=== WHAT IS BEING ASKED ===
Find every line in the records below that holds the word "screenshot", and copy it out.

[Stored data]
--

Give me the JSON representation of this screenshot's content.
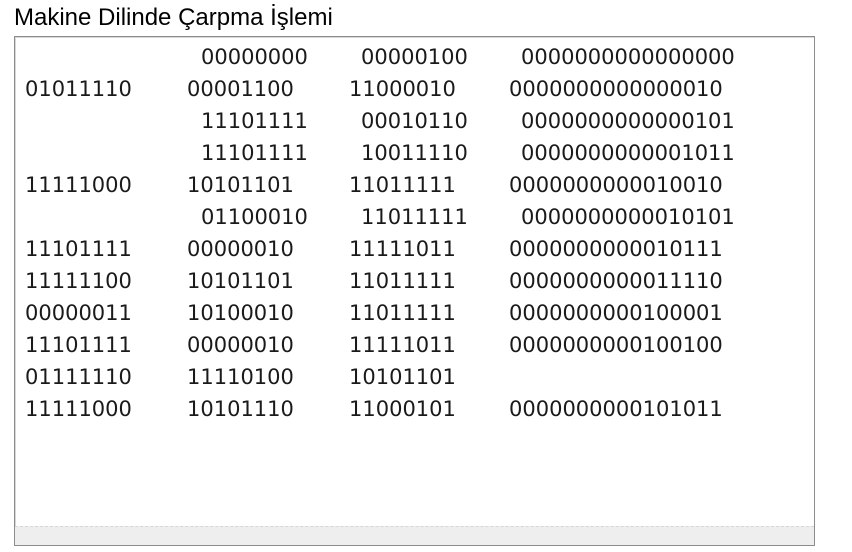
{
  "title": "Makine Dilinde Çarpma İşlemi",
  "rows": [
    [
      "",
      "00000000",
      "00000100",
      "0000000000000000"
    ],
    [
      "01011110",
      "00001100",
      "11000010",
      "0000000000000010"
    ],
    [
      "",
      "11101111",
      "00010110",
      "0000000000000101"
    ],
    [
      "",
      "11101111",
      "10011110",
      "0000000000001011"
    ],
    [
      "11111000",
      "10101101",
      "11011111",
      "0000000000010010"
    ],
    [
      "",
      "01100010",
      "11011111",
      "0000000000010101"
    ],
    [
      "11101111",
      "00000010",
      "11111011",
      "0000000000010111"
    ],
    [
      "11111100",
      "10101101",
      "11011111",
      "0000000000011110"
    ],
    [
      "00000011",
      "10100010",
      "11011111",
      "0000000000100001"
    ],
    [
      "11101111",
      "00000010",
      "11111011",
      "0000000000100100"
    ],
    [
      "01111110",
      "11110100",
      "10101101",
      ""
    ],
    [
      "11111000",
      "10101110",
      "11000101",
      "0000000000101011"
    ]
  ]
}
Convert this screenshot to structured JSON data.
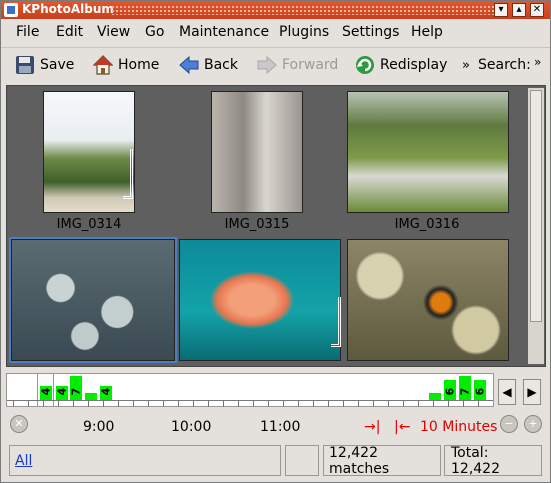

--

=== ANSWER FOR THE TASK ===
Give me the JSON representation of this screenshot's content.
Convert this screenshot to structured JSON data.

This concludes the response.